__Exercise description__.
Reproduce every entry exactly and leave its pictures out.

(Records about charts and figures)
<<<<
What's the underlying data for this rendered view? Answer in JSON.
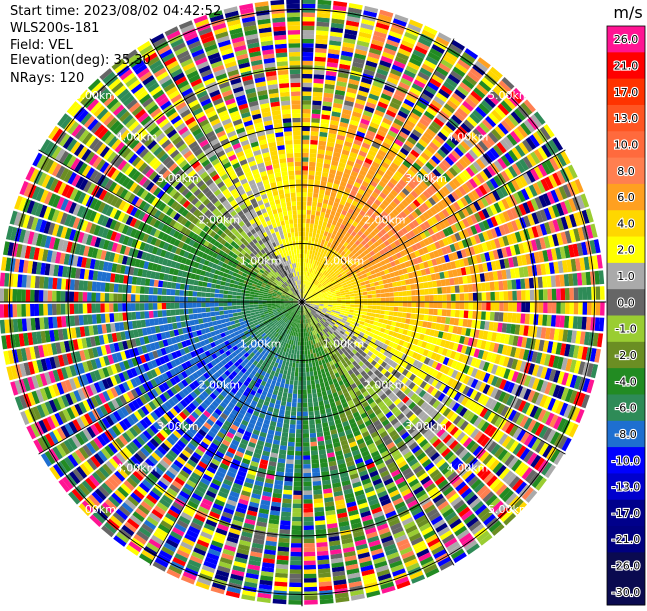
{
  "header": {
    "start_time": "Start time: 2023/08/02 04:42:52",
    "instrument": "WLS200s-181",
    "field": "Field: VEL",
    "elevation": "Elevation(deg): 35.30",
    "nrays": "NRays: 120"
  },
  "chart_data": {
    "type": "ppi-polar-heatmap",
    "field": "VEL",
    "units": "m/s",
    "num_rays": 120,
    "range_rings": [
      {
        "range_km": 1.0,
        "labels": [
          "1.00km",
          "1.00km",
          "1.00km",
          "1.00km"
        ]
      },
      {
        "range_km": 2.0,
        "labels": [
          "2.00km",
          "2.00km",
          "2.00km",
          "2.00km"
        ]
      },
      {
        "range_km": 3.0,
        "labels": [
          "3.00km",
          "3.00km",
          "3.00km",
          "3.00km"
        ]
      },
      {
        "range_km": 4.0,
        "labels": [
          "4.00km",
          "4.00km",
          "4.00km",
          "4.00km"
        ]
      },
      {
        "range_km": 5.0,
        "labels": [
          "5.00km",
          "5.00km",
          "5.00km",
          "5.00km"
        ]
      }
    ],
    "max_range_km": 5.2,
    "spoke_step_deg": 30,
    "colorbar": {
      "label": "m/s",
      "bins": [
        {
          "value": "26.0",
          "color": "#ff1493"
        },
        {
          "value": "21.0",
          "color": "#ff0000"
        },
        {
          "value": "17.0",
          "color": "#ff3300"
        },
        {
          "value": "13.0",
          "color": "#ff5522"
        },
        {
          "value": "10.0",
          "color": "#ff6a3d"
        },
        {
          "value": "8.0",
          "color": "#ff7f50"
        },
        {
          "value": "6.0",
          "color": "#ffa020"
        },
        {
          "value": "4.0",
          "color": "#ffd700"
        },
        {
          "value": "2.0",
          "color": "#ffff00"
        },
        {
          "value": "1.0",
          "color": "#aaaaaa"
        },
        {
          "value": "0.0",
          "color": "#666666"
        },
        {
          "value": "-1.0",
          "color": "#9acd32"
        },
        {
          "value": "-2.0",
          "color": "#6b8e23"
        },
        {
          "value": "-4.0",
          "color": "#228b22"
        },
        {
          "value": "-6.0",
          "color": "#2e8b57"
        },
        {
          "value": "-8.0",
          "color": "#1e6fd0"
        },
        {
          "value": "-10.0",
          "color": "#0000ff"
        },
        {
          "value": "-13.0",
          "color": "#0000cd"
        },
        {
          "value": "-17.0",
          "color": "#00008b"
        },
        {
          "value": "-21.0",
          "color": "#000080"
        },
        {
          "value": "-26.0",
          "color": "#0a0a50"
        },
        {
          "value": "-30.0",
          "color": "#0a0a50"
        }
      ]
    }
  }
}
>>>>
__Exercise result__.
What's the underlying data for this rendered view? Answer in JSON.
{
  "header": {
    "start_time": "Start time: 2023/08/02 04:42:52",
    "instrument": "WLS200s-181",
    "field": "Field: VEL",
    "elevation": "Elevation(deg): 35.30",
    "nrays": "NRays: 120"
  },
  "chart_data": {
    "type": "ppi-polar-heatmap",
    "field": "VEL",
    "units": "m/s",
    "num_rays": 120,
    "range_rings": [
      {
        "range_km": 1.0,
        "labels": [
          "1.00km",
          "1.00km",
          "1.00km",
          "1.00km"
        ]
      },
      {
        "range_km": 2.0,
        "labels": [
          "2.00km",
          "2.00km",
          "2.00km",
          "2.00km"
        ]
      },
      {
        "range_km": 3.0,
        "labels": [
          "3.00km",
          "3.00km",
          "3.00km",
          "3.00km"
        ]
      },
      {
        "range_km": 4.0,
        "labels": [
          "4.00km",
          "4.00km",
          "4.00km",
          "4.00km"
        ]
      },
      {
        "range_km": 5.0,
        "labels": [
          "5.00km",
          "5.00km",
          "5.00km",
          "5.00km"
        ]
      }
    ],
    "max_range_km": 5.2,
    "spoke_step_deg": 30,
    "colorbar": {
      "label": "m/s",
      "bins": [
        {
          "value": "26.0",
          "color": "#ff1493"
        },
        {
          "value": "21.0",
          "color": "#ff0000"
        },
        {
          "value": "17.0",
          "color": "#ff3300"
        },
        {
          "value": "13.0",
          "color": "#ff5522"
        },
        {
          "value": "10.0",
          "color": "#ff6a3d"
        },
        {
          "value": "8.0",
          "color": "#ff7f50"
        },
        {
          "value": "6.0",
          "color": "#ffa020"
        },
        {
          "value": "4.0",
          "color": "#ffd700"
        },
        {
          "value": "2.0",
          "color": "#ffff00"
        },
        {
          "value": "1.0",
          "color": "#aaaaaa"
        },
        {
          "value": "0.0",
          "color": "#666666"
        },
        {
          "value": "-1.0",
          "color": "#9acd32"
        },
        {
          "value": "-2.0",
          "color": "#6b8e23"
        },
        {
          "value": "-4.0",
          "color": "#228b22"
        },
        {
          "value": "-6.0",
          "color": "#2e8b57"
        },
        {
          "value": "-8.0",
          "color": "#1e6fd0"
        },
        {
          "value": "-10.0",
          "color": "#0000ff"
        },
        {
          "value": "-13.0",
          "color": "#0000cd"
        },
        {
          "value": "-17.0",
          "color": "#00008b"
        },
        {
          "value": "-21.0",
          "color": "#000080"
        },
        {
          "value": "-26.0",
          "color": "#0a0a50"
        },
        {
          "value": "-30.0",
          "color": "#0a0a50"
        }
      ]
    }
  }
}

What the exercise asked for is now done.